**SHORT TASK:** Report how many lines hold the word "foliola"; answer with the number alone.

**ENTRIES SHOWN:**
--- --- ---

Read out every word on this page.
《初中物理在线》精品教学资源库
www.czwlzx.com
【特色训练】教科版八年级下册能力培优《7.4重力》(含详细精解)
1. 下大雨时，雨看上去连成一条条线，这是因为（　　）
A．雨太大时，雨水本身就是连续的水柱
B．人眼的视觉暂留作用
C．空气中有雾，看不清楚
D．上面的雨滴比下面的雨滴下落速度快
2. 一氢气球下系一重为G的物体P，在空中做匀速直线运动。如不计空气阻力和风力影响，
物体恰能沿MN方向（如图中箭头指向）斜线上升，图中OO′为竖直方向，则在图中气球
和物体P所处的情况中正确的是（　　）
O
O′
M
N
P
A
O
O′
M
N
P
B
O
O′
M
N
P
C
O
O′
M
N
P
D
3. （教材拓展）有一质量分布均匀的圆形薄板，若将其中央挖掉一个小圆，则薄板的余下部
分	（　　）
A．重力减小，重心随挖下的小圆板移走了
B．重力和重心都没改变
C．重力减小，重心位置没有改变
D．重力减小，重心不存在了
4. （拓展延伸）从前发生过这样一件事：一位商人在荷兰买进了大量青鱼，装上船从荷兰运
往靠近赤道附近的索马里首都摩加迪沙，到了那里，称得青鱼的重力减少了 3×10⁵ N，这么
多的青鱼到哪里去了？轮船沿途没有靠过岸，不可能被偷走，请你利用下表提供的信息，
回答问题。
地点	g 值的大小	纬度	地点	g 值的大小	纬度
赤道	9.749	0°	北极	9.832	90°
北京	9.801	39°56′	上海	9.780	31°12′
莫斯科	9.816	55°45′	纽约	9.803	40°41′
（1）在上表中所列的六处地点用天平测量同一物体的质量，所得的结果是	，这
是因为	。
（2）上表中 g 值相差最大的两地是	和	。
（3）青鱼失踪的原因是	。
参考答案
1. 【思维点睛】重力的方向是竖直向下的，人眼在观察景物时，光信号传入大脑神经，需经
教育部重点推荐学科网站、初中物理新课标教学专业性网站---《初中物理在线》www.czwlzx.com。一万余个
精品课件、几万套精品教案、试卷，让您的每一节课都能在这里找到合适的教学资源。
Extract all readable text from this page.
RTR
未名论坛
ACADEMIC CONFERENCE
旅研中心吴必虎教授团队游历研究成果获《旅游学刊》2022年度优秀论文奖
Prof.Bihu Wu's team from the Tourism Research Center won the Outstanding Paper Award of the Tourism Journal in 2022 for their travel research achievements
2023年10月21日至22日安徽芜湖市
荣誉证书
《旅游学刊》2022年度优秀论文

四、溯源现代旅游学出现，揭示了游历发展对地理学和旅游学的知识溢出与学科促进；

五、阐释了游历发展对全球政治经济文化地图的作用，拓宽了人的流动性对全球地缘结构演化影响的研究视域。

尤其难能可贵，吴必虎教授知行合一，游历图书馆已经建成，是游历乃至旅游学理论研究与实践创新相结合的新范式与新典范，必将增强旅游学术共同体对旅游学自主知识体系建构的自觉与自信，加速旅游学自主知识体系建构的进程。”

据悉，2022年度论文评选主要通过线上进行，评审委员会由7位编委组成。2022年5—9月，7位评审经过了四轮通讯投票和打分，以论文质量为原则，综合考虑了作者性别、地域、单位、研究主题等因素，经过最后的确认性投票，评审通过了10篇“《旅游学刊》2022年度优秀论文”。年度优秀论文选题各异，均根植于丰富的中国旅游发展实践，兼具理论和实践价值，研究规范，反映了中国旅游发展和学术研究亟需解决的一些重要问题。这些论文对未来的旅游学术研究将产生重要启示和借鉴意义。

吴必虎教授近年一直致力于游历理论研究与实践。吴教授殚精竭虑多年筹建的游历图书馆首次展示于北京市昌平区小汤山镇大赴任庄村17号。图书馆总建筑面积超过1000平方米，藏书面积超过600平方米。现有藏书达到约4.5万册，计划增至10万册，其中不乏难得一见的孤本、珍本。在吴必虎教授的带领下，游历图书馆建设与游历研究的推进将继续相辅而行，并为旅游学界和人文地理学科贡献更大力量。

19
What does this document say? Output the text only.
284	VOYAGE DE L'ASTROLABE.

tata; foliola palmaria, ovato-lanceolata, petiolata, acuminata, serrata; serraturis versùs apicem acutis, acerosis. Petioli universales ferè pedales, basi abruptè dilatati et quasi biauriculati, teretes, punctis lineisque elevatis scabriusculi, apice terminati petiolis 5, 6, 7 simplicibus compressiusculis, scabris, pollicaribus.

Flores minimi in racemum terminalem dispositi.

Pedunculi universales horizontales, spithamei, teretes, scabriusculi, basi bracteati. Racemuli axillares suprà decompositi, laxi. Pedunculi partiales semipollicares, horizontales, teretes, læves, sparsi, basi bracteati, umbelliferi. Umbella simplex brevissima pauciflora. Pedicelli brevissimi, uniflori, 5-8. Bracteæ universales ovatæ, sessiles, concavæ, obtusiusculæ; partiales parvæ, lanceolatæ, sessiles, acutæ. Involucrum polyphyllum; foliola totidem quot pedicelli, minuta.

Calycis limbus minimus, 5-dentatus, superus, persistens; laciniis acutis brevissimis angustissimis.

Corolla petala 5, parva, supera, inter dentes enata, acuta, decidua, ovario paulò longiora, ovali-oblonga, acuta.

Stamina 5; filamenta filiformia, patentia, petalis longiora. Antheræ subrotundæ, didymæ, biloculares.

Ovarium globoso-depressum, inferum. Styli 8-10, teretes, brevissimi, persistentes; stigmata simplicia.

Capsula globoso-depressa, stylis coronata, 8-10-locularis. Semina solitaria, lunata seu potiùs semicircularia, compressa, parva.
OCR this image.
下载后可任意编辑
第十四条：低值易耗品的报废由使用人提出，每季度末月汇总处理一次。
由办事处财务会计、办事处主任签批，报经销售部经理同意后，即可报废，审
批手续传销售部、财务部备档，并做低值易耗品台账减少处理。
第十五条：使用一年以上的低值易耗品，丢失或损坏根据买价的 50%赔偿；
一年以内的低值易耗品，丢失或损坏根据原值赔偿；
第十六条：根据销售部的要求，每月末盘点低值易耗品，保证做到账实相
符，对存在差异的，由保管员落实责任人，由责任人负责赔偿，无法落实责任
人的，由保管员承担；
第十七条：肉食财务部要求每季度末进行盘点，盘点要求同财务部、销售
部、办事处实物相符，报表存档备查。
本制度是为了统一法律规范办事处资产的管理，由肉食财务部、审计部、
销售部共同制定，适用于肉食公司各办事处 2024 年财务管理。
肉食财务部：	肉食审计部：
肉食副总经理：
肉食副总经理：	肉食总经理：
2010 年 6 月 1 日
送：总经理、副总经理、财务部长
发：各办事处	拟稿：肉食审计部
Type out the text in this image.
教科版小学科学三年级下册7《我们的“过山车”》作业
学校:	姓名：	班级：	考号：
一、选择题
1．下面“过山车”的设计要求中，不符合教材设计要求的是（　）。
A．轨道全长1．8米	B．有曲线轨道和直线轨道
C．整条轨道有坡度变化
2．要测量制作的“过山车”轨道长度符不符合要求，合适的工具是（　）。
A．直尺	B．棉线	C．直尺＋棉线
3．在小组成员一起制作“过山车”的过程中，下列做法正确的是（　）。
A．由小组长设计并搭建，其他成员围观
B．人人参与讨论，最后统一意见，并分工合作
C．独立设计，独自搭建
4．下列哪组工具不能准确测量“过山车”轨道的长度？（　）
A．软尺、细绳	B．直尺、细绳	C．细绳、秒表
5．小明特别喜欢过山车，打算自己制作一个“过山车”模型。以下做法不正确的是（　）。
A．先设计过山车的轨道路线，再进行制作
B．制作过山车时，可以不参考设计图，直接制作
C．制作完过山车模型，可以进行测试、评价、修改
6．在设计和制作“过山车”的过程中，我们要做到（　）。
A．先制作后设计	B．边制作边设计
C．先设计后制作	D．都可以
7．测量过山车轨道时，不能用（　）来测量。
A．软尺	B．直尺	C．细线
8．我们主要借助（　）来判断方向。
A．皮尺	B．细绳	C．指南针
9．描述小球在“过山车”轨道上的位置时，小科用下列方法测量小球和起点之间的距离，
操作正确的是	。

--- --- ---

**SOLUTION FOR THIS TASK:** 2